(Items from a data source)
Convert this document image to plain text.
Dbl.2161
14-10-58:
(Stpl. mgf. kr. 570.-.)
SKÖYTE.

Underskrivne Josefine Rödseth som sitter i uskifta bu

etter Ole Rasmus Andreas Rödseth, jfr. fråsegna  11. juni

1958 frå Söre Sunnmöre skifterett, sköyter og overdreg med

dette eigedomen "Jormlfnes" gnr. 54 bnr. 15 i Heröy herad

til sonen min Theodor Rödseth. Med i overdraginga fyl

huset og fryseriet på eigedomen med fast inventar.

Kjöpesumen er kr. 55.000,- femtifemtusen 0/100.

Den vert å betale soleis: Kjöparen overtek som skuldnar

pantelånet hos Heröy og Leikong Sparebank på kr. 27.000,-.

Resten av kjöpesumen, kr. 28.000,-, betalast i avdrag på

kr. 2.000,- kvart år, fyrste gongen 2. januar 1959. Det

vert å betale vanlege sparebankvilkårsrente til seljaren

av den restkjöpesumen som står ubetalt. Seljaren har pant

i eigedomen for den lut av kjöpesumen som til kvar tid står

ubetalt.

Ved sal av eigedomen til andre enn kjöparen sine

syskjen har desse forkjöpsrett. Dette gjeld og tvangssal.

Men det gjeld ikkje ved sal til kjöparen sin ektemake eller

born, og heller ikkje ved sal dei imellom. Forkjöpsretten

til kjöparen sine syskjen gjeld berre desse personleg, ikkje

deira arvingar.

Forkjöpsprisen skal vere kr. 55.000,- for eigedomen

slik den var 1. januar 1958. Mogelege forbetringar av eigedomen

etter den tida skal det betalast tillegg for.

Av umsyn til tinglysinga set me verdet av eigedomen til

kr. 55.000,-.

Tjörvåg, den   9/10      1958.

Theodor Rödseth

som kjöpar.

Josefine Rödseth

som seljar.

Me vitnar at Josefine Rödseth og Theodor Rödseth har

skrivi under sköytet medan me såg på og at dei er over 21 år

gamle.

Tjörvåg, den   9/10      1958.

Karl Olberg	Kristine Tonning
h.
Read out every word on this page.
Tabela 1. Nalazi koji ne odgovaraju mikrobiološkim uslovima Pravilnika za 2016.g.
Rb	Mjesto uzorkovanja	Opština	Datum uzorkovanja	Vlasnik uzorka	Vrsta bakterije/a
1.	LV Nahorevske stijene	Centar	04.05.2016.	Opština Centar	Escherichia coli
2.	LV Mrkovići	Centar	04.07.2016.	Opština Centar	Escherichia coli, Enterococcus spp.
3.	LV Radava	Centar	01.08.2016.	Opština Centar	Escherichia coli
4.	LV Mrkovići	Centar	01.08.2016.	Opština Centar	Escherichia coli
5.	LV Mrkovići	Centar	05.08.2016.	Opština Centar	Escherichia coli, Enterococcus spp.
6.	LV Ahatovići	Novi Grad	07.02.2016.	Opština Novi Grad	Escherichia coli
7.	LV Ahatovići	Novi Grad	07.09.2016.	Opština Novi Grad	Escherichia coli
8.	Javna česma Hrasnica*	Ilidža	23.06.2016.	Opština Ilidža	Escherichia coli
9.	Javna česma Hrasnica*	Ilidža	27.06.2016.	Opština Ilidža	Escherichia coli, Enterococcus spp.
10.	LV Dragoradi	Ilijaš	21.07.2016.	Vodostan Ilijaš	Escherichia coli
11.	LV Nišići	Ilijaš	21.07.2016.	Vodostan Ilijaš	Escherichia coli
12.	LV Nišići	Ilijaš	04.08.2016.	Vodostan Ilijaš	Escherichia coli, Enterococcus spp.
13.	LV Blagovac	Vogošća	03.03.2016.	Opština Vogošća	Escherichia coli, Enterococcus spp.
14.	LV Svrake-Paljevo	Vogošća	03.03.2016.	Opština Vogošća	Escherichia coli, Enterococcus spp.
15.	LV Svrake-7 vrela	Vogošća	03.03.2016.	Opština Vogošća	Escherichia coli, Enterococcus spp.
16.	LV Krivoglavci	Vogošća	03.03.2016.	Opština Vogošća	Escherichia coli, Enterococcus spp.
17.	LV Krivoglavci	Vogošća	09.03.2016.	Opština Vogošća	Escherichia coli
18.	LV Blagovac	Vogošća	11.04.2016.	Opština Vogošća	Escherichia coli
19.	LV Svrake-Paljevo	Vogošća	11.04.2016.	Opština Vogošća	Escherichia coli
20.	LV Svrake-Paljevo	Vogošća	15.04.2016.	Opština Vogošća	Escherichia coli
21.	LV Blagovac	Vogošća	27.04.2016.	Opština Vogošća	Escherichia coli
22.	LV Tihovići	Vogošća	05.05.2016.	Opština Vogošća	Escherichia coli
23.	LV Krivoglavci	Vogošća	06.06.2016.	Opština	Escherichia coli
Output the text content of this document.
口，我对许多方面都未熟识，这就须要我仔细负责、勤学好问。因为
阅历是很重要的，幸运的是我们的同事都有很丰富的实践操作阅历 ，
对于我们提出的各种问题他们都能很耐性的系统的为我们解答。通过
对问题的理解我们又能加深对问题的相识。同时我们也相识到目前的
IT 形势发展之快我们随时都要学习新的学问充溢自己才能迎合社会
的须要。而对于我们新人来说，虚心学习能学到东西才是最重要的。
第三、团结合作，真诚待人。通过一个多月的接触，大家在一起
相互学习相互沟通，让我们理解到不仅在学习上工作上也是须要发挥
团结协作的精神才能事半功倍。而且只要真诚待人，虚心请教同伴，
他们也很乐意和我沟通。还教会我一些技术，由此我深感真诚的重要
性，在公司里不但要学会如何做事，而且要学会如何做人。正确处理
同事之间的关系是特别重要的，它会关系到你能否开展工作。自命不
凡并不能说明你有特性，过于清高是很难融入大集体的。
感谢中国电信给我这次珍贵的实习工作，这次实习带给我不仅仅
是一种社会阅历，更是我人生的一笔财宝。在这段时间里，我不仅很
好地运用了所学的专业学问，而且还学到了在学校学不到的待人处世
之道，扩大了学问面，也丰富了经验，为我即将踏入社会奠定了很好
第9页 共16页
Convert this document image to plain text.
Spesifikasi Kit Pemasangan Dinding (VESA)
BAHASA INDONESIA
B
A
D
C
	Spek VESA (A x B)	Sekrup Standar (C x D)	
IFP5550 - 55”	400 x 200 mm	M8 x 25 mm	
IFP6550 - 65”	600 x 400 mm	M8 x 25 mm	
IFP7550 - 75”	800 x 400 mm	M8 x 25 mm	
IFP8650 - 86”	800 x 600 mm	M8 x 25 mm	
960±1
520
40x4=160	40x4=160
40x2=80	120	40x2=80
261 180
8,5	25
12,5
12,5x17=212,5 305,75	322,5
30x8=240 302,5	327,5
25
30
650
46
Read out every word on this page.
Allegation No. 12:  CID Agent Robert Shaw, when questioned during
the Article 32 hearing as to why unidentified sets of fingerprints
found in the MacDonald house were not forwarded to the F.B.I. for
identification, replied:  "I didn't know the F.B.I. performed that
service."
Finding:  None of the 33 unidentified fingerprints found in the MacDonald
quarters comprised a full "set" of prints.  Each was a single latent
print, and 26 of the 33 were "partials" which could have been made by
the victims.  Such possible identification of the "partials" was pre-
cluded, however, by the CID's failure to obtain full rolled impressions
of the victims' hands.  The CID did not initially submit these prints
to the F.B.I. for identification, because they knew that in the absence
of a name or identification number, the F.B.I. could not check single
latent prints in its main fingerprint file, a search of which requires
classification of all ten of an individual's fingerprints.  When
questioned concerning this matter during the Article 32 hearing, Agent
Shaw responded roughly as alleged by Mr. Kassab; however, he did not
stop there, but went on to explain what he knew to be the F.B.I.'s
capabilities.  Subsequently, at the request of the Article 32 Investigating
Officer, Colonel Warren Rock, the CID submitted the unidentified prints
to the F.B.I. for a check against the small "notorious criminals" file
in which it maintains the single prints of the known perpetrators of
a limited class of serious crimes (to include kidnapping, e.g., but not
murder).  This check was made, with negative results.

# PROBLEM DESCRIPTION
Tally the lines of the preceding listing in which the word "Ilijaš" appears; state nothing but the total.

# FULL OUTPUT
3